TASK GOAL → Spot every line with the word "出口销售" and return it.

DATA TO USE →
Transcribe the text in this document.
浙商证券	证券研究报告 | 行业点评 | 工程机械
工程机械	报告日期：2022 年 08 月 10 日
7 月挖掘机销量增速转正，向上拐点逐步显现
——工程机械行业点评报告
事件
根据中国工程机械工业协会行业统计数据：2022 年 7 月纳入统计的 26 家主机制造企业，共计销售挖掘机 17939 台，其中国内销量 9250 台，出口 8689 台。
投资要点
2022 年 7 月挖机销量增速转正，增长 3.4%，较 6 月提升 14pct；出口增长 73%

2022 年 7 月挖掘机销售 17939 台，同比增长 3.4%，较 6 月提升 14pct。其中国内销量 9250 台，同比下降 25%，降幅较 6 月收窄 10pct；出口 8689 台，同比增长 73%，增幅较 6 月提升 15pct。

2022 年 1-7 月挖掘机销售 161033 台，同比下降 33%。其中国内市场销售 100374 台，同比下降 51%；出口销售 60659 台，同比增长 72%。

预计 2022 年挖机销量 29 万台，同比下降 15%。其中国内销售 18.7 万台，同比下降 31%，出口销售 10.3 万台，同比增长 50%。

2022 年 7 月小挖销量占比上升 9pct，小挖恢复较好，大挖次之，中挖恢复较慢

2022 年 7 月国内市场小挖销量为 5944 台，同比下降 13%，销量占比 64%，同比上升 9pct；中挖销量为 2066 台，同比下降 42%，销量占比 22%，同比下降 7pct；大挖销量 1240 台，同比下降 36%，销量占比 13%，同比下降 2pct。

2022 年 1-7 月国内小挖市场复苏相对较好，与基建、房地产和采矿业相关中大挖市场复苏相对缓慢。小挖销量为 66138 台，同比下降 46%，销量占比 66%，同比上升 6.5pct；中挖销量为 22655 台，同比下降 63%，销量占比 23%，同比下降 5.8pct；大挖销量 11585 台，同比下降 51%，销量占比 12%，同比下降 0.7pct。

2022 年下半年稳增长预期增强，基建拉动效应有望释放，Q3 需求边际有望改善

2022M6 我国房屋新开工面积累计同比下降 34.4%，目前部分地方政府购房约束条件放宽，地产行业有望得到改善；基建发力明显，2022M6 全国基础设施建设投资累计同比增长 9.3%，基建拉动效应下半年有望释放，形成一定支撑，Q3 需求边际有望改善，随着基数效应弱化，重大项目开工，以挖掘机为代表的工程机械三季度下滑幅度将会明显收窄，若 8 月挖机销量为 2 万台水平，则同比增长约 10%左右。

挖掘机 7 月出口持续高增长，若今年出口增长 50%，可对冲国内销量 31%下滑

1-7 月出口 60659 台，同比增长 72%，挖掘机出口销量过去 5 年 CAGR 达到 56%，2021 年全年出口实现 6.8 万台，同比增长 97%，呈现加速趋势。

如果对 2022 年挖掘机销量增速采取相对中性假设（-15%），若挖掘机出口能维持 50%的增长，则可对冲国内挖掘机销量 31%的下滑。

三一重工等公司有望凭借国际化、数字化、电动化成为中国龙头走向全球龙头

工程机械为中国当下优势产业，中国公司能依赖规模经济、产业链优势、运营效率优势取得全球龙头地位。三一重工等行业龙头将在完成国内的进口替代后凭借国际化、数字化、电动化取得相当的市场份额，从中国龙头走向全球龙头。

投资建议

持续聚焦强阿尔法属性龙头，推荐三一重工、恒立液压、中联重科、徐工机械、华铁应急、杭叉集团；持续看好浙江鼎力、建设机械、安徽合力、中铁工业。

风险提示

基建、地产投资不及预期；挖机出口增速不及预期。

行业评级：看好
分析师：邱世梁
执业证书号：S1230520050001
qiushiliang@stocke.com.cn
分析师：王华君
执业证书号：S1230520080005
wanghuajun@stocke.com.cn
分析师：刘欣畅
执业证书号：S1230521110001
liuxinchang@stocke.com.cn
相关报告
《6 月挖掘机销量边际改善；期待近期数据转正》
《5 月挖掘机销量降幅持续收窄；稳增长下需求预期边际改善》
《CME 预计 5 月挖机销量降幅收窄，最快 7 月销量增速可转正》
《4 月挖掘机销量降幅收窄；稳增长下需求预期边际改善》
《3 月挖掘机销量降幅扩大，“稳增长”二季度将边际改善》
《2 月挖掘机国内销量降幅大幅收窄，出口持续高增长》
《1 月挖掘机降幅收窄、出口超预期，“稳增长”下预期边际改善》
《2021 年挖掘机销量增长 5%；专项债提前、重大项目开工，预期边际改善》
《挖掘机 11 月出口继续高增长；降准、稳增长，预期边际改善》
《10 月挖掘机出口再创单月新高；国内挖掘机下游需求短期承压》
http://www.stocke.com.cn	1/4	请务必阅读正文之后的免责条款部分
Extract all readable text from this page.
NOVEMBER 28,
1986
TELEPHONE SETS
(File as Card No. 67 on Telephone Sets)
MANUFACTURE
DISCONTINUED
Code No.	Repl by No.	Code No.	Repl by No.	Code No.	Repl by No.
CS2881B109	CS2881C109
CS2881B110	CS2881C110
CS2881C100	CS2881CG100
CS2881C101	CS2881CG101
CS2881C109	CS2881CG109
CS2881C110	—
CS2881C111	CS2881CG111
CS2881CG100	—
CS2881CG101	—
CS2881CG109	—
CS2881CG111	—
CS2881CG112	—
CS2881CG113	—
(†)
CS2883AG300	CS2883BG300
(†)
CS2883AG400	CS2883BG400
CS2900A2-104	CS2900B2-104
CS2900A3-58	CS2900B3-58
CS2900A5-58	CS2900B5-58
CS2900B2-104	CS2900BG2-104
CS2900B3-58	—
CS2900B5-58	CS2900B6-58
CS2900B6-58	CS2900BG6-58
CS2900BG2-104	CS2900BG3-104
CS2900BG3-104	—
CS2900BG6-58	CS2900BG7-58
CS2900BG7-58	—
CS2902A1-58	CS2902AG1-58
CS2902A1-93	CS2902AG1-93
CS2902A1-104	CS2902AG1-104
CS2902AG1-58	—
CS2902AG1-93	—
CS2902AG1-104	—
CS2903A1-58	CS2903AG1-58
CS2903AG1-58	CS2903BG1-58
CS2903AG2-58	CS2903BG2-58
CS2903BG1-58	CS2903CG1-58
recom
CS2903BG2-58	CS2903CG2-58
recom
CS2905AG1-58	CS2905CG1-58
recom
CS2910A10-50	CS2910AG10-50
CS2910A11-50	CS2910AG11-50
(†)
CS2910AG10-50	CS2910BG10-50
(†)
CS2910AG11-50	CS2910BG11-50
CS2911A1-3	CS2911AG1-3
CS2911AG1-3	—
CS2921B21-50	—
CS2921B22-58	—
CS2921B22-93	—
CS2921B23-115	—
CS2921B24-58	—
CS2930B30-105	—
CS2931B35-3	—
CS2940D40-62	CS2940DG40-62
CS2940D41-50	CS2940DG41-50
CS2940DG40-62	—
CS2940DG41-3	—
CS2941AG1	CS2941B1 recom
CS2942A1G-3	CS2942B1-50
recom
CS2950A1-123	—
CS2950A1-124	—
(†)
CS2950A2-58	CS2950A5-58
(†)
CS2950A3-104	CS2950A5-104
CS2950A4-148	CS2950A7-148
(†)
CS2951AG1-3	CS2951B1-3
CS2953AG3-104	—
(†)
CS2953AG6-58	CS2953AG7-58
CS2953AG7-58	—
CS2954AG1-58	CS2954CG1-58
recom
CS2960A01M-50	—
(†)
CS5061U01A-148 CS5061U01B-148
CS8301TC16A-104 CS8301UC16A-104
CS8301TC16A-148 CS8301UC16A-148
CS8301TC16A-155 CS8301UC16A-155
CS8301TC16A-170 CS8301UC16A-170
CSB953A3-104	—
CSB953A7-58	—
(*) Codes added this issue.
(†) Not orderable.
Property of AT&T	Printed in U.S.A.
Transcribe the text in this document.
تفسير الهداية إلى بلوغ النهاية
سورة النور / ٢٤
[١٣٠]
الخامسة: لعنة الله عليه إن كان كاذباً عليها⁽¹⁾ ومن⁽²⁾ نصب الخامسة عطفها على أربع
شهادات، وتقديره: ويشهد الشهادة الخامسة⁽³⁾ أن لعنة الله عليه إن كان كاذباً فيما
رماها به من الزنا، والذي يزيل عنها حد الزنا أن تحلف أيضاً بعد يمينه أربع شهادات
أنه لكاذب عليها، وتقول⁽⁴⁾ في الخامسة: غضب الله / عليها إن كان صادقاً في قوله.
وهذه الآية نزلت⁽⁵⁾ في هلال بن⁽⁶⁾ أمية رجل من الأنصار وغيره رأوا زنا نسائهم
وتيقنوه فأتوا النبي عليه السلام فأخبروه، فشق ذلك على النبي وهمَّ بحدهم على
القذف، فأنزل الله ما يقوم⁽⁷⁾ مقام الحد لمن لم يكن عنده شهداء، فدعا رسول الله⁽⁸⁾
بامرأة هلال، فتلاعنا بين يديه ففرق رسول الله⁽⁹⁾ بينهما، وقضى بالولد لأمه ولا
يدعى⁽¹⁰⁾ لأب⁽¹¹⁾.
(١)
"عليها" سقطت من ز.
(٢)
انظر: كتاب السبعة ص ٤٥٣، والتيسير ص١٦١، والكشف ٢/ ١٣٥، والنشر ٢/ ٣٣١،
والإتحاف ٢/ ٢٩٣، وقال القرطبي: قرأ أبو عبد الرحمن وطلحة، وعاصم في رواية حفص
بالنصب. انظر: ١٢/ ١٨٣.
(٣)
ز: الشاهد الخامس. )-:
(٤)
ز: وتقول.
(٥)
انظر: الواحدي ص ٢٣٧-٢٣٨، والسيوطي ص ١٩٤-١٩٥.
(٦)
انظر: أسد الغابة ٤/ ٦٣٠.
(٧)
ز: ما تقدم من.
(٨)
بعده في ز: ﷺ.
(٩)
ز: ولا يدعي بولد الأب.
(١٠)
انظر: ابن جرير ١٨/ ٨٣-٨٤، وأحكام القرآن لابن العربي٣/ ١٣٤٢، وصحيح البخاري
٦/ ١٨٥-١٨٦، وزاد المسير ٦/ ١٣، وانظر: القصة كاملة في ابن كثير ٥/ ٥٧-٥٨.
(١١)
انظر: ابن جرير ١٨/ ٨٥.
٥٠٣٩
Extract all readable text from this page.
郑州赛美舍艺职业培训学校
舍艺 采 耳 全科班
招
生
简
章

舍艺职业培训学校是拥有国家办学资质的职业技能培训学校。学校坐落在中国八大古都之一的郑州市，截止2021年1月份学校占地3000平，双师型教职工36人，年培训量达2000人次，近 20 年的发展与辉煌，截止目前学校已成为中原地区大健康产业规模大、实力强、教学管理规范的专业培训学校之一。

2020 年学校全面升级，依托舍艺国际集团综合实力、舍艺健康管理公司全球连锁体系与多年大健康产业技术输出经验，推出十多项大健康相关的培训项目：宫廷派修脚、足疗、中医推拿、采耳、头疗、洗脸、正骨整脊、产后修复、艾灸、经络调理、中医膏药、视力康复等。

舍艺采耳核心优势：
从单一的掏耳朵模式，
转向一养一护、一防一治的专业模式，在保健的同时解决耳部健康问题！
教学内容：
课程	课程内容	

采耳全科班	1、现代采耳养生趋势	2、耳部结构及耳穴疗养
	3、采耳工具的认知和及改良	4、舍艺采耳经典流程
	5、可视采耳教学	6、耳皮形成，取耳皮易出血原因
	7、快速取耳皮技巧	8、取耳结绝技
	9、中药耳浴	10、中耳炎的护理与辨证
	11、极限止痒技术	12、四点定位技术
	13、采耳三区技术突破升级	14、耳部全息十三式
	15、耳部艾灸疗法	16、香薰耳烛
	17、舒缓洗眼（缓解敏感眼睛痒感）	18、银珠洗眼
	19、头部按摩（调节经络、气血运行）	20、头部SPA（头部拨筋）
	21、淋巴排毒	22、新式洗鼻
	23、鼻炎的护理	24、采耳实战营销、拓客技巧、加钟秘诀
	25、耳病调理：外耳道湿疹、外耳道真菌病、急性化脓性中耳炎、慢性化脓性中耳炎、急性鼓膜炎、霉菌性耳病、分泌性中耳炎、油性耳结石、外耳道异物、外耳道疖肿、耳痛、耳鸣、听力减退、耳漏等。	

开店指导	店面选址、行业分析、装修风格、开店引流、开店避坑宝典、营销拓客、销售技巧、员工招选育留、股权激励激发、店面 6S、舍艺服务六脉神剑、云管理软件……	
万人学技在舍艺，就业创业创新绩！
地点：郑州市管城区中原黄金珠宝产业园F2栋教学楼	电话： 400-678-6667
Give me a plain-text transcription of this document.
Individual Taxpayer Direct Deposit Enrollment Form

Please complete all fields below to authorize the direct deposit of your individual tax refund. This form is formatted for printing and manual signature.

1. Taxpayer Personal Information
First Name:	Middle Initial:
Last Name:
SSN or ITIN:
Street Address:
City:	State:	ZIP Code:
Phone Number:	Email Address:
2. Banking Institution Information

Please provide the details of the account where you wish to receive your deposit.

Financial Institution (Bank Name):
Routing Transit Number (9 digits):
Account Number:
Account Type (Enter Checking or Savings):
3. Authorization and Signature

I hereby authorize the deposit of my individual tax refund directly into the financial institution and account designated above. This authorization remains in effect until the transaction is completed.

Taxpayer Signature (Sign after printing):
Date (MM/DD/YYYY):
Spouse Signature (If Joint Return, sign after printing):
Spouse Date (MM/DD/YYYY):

COMPLETE RESPONSE →
2022 年 1-7 月挖掘机销售 161033 台，同比下降 33%。其中国内市场销售 100374 台，同比下降 51%；出口销售 60659 台，同比增长 72%。
预计 2022 年挖机销量 29 万台，同比下降 15%。其中国内销售 18.7 万台，同比下降 31%，出口销售 10.3 万台，同比增长 50%。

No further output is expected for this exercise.